┌─ Raw data

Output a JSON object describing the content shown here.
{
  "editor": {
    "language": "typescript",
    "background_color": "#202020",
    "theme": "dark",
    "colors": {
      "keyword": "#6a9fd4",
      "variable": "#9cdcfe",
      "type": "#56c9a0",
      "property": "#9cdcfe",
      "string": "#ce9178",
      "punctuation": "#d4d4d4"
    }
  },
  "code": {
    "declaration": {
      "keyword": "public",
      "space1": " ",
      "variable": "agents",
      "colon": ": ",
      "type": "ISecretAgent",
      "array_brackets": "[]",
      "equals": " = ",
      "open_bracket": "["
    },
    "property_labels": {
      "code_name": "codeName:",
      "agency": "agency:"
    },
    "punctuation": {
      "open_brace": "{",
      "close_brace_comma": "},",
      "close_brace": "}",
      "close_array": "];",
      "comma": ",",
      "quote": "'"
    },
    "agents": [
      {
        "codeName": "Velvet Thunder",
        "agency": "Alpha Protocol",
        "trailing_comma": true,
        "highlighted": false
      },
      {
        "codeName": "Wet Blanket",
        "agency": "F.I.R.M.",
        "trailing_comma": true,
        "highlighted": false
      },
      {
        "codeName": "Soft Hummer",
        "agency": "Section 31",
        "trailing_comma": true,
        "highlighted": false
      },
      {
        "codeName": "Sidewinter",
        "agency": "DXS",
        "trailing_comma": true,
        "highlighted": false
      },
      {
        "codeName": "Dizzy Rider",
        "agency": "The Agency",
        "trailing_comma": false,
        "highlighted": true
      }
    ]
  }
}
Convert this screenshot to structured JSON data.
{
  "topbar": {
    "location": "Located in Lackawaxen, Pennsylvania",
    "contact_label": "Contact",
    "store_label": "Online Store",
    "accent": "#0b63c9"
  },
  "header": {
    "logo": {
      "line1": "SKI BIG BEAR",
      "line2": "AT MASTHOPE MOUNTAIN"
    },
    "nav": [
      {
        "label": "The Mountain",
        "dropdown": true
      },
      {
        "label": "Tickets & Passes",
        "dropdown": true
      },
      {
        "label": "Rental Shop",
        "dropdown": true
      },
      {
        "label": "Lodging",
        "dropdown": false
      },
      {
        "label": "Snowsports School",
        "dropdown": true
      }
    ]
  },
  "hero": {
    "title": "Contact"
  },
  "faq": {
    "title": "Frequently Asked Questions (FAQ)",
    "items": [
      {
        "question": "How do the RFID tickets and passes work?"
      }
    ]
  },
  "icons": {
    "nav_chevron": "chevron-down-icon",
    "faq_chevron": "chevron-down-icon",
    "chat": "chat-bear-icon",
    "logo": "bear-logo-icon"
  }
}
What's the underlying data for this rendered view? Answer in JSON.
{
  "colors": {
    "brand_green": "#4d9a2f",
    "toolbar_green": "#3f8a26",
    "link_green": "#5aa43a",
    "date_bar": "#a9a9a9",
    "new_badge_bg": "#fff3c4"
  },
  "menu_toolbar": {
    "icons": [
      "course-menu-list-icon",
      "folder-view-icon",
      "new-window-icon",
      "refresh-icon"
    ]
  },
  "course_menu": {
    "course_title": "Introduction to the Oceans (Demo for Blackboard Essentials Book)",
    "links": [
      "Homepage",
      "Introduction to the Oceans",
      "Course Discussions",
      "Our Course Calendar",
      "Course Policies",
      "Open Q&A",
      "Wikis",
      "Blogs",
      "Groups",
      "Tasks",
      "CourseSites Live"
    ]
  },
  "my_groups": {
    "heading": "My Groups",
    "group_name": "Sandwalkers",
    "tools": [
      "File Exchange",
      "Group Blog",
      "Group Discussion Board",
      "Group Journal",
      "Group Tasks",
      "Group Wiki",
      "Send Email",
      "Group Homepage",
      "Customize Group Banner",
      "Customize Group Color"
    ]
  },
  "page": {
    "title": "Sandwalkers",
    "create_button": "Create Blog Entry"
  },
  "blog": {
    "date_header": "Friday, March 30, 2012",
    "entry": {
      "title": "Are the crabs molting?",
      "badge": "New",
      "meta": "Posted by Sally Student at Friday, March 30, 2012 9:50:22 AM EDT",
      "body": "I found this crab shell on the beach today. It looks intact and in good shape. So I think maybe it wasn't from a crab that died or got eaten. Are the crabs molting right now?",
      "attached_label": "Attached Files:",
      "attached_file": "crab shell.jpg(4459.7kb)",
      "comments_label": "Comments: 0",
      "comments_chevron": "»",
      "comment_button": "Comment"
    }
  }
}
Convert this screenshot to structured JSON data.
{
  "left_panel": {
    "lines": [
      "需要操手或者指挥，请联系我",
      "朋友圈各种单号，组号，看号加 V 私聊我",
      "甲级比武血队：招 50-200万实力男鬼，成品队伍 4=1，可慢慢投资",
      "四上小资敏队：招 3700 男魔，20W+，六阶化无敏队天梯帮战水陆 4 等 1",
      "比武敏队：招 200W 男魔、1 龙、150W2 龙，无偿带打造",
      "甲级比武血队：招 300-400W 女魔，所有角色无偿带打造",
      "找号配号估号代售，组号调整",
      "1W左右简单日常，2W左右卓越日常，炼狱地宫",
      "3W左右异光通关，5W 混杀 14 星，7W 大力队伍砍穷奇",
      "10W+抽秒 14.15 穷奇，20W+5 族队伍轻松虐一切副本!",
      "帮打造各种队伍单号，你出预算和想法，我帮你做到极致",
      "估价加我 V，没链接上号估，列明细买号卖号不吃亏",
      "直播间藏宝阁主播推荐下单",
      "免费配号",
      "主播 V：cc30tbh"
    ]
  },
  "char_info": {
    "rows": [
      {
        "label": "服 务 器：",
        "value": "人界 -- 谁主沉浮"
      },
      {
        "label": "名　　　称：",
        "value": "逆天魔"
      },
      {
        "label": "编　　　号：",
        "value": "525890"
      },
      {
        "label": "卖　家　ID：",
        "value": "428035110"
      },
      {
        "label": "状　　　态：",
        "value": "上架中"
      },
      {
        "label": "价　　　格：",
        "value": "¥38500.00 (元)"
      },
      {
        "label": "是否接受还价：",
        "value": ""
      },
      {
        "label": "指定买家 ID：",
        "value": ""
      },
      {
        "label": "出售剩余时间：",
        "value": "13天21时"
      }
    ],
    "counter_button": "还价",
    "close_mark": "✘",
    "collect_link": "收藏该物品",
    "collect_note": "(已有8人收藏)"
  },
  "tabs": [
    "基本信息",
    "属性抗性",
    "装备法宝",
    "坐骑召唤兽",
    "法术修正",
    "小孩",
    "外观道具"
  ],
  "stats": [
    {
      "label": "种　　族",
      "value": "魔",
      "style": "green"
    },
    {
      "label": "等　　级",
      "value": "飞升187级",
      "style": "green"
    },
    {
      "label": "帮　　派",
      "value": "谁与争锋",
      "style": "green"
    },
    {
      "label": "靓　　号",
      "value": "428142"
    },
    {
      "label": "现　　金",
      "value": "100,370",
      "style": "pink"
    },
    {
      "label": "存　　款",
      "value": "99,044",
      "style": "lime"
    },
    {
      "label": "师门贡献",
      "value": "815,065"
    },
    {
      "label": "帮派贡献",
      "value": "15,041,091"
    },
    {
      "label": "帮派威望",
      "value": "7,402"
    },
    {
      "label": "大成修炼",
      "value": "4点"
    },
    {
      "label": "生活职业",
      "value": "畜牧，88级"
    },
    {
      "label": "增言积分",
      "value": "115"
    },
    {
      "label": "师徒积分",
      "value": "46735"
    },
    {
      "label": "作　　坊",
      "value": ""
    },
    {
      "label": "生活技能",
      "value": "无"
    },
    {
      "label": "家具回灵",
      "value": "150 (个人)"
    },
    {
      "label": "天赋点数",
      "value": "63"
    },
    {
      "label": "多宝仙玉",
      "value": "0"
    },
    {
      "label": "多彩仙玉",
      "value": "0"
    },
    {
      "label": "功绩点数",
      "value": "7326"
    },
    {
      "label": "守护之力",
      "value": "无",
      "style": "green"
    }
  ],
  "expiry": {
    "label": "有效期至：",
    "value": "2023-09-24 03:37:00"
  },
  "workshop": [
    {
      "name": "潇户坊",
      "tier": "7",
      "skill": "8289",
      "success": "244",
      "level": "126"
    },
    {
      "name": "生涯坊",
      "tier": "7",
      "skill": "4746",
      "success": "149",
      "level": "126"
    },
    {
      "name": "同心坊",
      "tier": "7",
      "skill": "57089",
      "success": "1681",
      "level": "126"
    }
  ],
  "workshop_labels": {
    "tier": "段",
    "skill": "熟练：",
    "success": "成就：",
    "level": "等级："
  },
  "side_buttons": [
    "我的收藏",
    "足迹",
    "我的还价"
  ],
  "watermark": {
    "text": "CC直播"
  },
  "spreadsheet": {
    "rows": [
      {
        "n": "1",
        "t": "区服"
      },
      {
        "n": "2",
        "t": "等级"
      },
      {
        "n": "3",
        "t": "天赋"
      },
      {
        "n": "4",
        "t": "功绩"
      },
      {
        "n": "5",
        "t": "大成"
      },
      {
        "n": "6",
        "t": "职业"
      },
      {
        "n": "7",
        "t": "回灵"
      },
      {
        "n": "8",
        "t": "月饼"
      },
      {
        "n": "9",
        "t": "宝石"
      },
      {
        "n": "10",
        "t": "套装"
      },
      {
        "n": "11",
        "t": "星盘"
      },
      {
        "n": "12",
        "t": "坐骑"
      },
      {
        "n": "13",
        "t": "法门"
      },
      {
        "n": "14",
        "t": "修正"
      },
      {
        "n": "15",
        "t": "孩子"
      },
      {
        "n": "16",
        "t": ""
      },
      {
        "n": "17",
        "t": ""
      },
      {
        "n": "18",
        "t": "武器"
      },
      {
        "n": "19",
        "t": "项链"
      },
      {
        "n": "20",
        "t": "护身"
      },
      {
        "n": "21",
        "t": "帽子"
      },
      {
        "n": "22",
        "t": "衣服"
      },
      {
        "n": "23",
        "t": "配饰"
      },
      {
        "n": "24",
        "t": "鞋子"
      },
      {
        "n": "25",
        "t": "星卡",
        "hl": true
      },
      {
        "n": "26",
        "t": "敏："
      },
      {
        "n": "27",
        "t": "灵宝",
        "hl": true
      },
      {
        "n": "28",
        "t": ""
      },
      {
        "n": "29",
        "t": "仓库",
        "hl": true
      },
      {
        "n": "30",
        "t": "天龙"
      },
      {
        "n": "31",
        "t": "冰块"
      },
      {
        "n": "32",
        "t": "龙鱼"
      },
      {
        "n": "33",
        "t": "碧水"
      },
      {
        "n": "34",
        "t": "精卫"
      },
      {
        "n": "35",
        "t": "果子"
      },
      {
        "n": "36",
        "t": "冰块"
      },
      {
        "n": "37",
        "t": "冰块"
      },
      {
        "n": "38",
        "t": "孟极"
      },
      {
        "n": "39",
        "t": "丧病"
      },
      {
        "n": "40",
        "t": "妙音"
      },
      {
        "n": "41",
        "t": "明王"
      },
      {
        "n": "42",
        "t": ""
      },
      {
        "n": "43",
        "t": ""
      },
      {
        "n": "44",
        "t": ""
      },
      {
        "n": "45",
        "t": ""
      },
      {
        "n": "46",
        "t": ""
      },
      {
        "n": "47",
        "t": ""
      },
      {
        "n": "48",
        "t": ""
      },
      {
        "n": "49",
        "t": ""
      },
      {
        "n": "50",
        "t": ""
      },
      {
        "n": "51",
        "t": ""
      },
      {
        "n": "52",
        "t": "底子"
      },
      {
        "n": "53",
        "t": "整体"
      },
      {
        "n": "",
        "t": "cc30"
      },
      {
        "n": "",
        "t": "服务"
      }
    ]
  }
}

└─

Required work -> Copy each line of the entries that includes the word "shell".

Output for this task ->
      "body": "I found this crab shell on the beach today. It looks intact and in good shape. So I think maybe it wasn't from a crab that died or got eaten. Are the crabs molting right now?",
      "attached_file": "crab shell.jpg(4459.7kb)",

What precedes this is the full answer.